[Data to use start]

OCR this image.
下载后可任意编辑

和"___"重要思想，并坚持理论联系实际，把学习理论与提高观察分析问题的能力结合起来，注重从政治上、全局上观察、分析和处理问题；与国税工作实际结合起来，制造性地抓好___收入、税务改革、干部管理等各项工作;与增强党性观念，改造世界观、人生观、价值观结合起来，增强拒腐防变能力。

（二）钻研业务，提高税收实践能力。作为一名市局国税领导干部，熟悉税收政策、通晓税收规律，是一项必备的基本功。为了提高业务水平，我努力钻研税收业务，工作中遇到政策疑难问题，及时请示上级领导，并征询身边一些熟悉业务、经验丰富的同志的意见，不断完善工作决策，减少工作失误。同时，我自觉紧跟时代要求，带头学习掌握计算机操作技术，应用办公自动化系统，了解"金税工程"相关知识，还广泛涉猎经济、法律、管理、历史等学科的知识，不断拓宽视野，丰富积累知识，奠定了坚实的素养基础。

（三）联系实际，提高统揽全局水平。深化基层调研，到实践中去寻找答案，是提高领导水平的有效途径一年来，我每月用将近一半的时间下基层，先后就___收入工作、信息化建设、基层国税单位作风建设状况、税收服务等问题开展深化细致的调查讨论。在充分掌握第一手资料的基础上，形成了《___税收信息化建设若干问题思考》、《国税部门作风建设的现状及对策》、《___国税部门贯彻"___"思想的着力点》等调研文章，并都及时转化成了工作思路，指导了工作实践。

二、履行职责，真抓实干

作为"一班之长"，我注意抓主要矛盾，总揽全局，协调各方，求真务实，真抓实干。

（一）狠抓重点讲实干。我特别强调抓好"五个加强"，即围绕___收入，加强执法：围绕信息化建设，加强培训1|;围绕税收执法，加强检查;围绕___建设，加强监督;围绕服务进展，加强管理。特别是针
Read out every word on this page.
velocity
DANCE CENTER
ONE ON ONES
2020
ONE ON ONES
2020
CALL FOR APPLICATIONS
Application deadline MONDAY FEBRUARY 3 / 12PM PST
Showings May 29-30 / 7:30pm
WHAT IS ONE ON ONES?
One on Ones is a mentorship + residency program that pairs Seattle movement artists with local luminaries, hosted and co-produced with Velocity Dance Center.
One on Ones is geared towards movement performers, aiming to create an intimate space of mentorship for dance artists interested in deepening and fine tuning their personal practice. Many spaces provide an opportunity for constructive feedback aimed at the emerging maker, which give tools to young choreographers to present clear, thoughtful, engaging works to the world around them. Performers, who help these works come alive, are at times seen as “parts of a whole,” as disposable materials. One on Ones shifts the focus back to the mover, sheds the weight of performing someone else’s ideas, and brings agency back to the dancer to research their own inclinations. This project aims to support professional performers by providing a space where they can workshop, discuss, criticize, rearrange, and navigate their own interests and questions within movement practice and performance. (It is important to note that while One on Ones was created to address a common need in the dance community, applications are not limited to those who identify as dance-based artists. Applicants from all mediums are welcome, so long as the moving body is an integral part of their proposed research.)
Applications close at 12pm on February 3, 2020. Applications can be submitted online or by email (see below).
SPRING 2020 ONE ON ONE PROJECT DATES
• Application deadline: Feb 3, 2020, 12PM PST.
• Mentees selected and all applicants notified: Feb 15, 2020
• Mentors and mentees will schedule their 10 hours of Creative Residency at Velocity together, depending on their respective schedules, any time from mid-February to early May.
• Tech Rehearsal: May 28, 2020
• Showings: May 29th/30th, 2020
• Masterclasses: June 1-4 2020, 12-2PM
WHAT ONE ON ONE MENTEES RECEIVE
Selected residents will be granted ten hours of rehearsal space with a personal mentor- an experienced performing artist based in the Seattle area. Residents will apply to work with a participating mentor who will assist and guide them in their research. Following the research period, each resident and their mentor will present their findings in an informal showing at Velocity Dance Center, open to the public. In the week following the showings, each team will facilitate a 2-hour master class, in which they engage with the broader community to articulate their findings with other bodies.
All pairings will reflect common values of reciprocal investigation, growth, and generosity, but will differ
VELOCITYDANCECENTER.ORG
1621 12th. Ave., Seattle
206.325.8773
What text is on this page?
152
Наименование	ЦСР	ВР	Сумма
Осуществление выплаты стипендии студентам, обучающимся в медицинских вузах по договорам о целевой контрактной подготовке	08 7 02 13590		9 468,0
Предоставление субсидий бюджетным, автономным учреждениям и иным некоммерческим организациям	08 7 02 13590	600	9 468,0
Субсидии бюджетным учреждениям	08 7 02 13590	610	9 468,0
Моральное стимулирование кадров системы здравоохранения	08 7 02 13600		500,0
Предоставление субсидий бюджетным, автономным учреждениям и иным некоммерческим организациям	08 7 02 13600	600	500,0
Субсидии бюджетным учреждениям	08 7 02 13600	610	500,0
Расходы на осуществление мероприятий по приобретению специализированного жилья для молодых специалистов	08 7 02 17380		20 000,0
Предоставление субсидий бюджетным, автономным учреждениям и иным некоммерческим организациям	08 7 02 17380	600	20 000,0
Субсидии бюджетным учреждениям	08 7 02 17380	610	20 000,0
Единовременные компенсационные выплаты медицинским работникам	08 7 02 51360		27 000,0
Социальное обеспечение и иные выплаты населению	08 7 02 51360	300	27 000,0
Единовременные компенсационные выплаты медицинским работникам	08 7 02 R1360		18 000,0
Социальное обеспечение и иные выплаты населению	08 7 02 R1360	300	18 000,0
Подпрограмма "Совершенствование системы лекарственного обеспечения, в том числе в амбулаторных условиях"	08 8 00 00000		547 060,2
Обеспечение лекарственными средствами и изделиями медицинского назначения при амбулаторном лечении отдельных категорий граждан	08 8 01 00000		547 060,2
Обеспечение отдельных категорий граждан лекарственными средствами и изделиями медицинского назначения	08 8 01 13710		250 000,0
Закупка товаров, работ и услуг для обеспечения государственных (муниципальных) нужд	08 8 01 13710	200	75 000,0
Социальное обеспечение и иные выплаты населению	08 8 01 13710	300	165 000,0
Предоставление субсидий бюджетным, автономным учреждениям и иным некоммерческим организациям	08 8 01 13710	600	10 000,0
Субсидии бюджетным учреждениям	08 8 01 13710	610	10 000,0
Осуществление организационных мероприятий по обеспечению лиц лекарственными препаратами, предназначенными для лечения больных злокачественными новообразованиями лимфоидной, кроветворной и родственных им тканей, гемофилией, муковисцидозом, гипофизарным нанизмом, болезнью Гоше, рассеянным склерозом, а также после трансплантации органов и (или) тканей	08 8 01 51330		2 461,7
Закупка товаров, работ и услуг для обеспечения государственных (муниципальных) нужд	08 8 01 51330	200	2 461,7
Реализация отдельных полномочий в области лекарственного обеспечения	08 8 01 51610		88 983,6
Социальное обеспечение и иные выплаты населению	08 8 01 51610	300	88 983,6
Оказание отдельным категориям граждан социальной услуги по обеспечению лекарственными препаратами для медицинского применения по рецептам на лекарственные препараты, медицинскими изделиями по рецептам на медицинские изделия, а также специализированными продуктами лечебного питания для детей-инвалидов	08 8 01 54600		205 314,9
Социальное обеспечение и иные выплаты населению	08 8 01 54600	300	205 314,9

[Data to use end]

**Given problem:**
Extract the whole listing, character for character.

**Output below:**
OCR this image.
下载后可任意编辑

和"___"重要思想，并坚持理论联系实际，把学习理论与提高观察分析问题的能力结合起来，注重从政治上、全局上观察、分析和处理问题；与国税工作实际结合起来，制造性地抓好___收入、税务改革、干部管理等各项工作;与增强党性观念，改造世界观、人生观、价值观结合起来，增强拒腐防变能力。

（二）钻研业务，提高税收实践能力。作为一名市局国税领导干部，熟悉税收政策、通晓税收规律，是一项必备的基本功。为了提高业务水平，我努力钻研税收业务，工作中遇到政策疑难问题，及时请示上级领导，并征询身边一些熟悉业务、经验丰富的同志的意见，不断完善工作决策，减少工作失误。同时，我自觉紧跟时代要求，带头学习掌握计算机操作技术，应用办公自动化系统，了解"金税工程"相关知识，还广泛涉猎经济、法律、管理、历史等学科的知识，不断拓宽视野，丰富积累知识，奠定了坚实的素养基础。

（三）联系实际，提高统揽全局水平。深化基层调研，到实践中去寻找答案，是提高领导水平的有效途径一年来，我每月用将近一半的时间下基层，先后就___收入工作、信息化建设、基层国税单位作风建设状况、税收服务等问题开展深化细致的调查讨论。在充分掌握第一手资料的基础上，形成了《___税收信息化建设若干问题思考》、《国税部门作风建设的现状及对策》、《___国税部门贯彻"___"思想的着力点》等调研文章，并都及时转化成了工作思路，指导了工作实践。

二、履行职责，真抓实干

作为"一班之长"，我注意抓主要矛盾，总揽全局，协调各方，求真务实，真抓实干。

（一）狠抓重点讲实干。我特别强调抓好"五个加强"，即围绕___收入，加强执法：围绕信息化建设，加强培训1|;围绕税收执法，加强检查;围绕___建设，加强监督;围绕服务进展，加强管理。特别是针
Read out every word on this page.
velocity
DANCE CENTER
ONE ON ONES
2020
ONE ON ONES
2020
CALL FOR APPLICATIONS
Application deadline MONDAY FEBRUARY 3 / 12PM PST
Showings May 29-30 / 7:30pm
WHAT IS ONE ON ONES?
One on Ones is a mentorship + residency program that pairs Seattle movement artists with local luminaries, hosted and co-produced with Velocity Dance Center.
One on Ones is geared towards movement performers, aiming to create an intimate space of mentorship for dance artists interested in deepening and fine tuning their personal practice. Many spaces provide an opportunity for constructive feedback aimed at the emerging maker, which give tools to young choreographers to present clear, thoughtful, engaging works to the world around them. Performers, who help these works come alive, are at times seen as “parts of a whole,” as disposable materials. One on Ones shifts the focus back to the mover, sheds the weight of performing someone else’s ideas, and brings agency back to the dancer to research their own inclinations. This project aims to support professional performers by providing a space where they can workshop, discuss, criticize, rearrange, and navigate their own interests and questions within movement practice and performance. (It is important to note that while One on Ones was created to address a common need in the dance community, applications are not limited to those who identify as dance-based artists. Applicants from all mediums are welcome, so long as the moving body is an integral part of their proposed research.)
Applications close at 12pm on February 3, 2020. Applications can be submitted online or by email (see below).
SPRING 2020 ONE ON ONE PROJECT DATES
• Application deadline: Feb 3, 2020, 12PM PST.
• Mentees selected and all applicants notified: Feb 15, 2020
• Mentors and mentees will schedule their 10 hours of Creative Residency at Velocity together, depending on their respective schedules, any time from mid-February to early May.
• Tech Rehearsal: May 28, 2020
• Showings: May 29th/30th, 2020
• Masterclasses: June 1-4 2020, 12-2PM
WHAT ONE ON ONE MENTEES RECEIVE
Selected residents will be granted ten hours of rehearsal space with a personal mentor- an experienced performing artist based in the Seattle area. Residents will apply to work with a participating mentor who will assist and guide them in their research. Following the research period, each resident and their mentor will present their findings in an informal showing at Velocity Dance Center, open to the public. In the week following the showings, each team will facilitate a 2-hour master class, in which they engage with the broader community to articulate their findings with other bodies.
All pairings will reflect common values of reciprocal investigation, growth, and generosity, but will differ
VELOCITYDANCECENTER.ORG
1621 12th. Ave., Seattle
206.325.8773
What text is on this page?
152
Наименование	ЦСР	ВР	Сумма
Осуществление выплаты стипендии студентам, обучающимся в медицинских вузах по договорам о целевой контрактной подготовке	08 7 02 13590		9 468,0
Предоставление субсидий бюджетным, автономным учреждениям и иным некоммерческим организациям	08 7 02 13590	600	9 468,0
Субсидии бюджетным учреждениям	08 7 02 13590	610	9 468,0
Моральное стимулирование кадров системы здравоохранения	08 7 02 13600		500,0
Предоставление субсидий бюджетным, автономным учреждениям и иным некоммерческим организациям	08 7 02 13600	600	500,0
Субсидии бюджетным учреждениям	08 7 02 13600	610	500,0
Расходы на осуществление мероприятий по приобретению специализированного жилья для молодых специалистов	08 7 02 17380		20 000,0
Предоставление субсидий бюджетным, автономным учреждениям и иным некоммерческим организациям	08 7 02 17380	600	20 000,0
Субсидии бюджетным учреждениям	08 7 02 17380	610	20 000,0
Единовременные компенсационные выплаты медицинским работникам	08 7 02 51360		27 000,0
Социальное обеспечение и иные выплаты населению	08 7 02 51360	300	27 000,0
Единовременные компенсационные выплаты медицинским работникам	08 7 02 R1360		18 000,0
Социальное обеспечение и иные выплаты населению	08 7 02 R1360	300	18 000,0
Подпрограмма "Совершенствование системы лекарственного обеспечения, в том числе в амбулаторных условиях"	08 8 00 00000		547 060,2
Обеспечение лекарственными средствами и изделиями медицинского назначения при амбулаторном лечении отдельных категорий граждан	08 8 01 00000		547 060,2
Обеспечение отдельных категорий граждан лекарственными средствами и изделиями медицинского назначения	08 8 01 13710		250 000,0
Закупка товаров, работ и услуг для обеспечения государственных (муниципальных) нужд	08 8 01 13710	200	75 000,0
Социальное обеспечение и иные выплаты населению	08 8 01 13710	300	165 000,0
Предоставление субсидий бюджетным, автономным учреждениям и иным некоммерческим организациям	08 8 01 13710	600	10 000,0
Субсидии бюджетным учреждениям	08 8 01 13710	610	10 000,0
Осуществление организационных мероприятий по обеспечению лиц лекарственными препаратами, предназначенными для лечения больных злокачественными новообразованиями лимфоидной, кроветворной и родственных им тканей, гемофилией, муковисцидозом, гипофизарным нанизмом, болезнью Гоше, рассеянным склерозом, а также после трансплантации органов и (или) тканей	08 8 01 51330		2 461,7
Закупка товаров, работ и услуг для обеспечения государственных (муниципальных) нужд	08 8 01 51330	200	2 461,7
Реализация отдельных полномочий в области лекарственного обеспечения	08 8 01 51610		88 983,6
Социальное обеспечение и иные выплаты населению	08 8 01 51610	300	88 983,6
Оказание отдельным категориям граждан социальной услуги по обеспечению лекарственными препаратами для медицинского применения по рецептам на лекарственные препараты, медицинскими изделиями по рецептам на медицинские изделия, а также специализированными продуктами лечебного питания для детей-инвалидов	08 8 01 54600		205 314,9
Социальное обеспечение и иные выплаты населению	08 8 01 54600	300	205 314,9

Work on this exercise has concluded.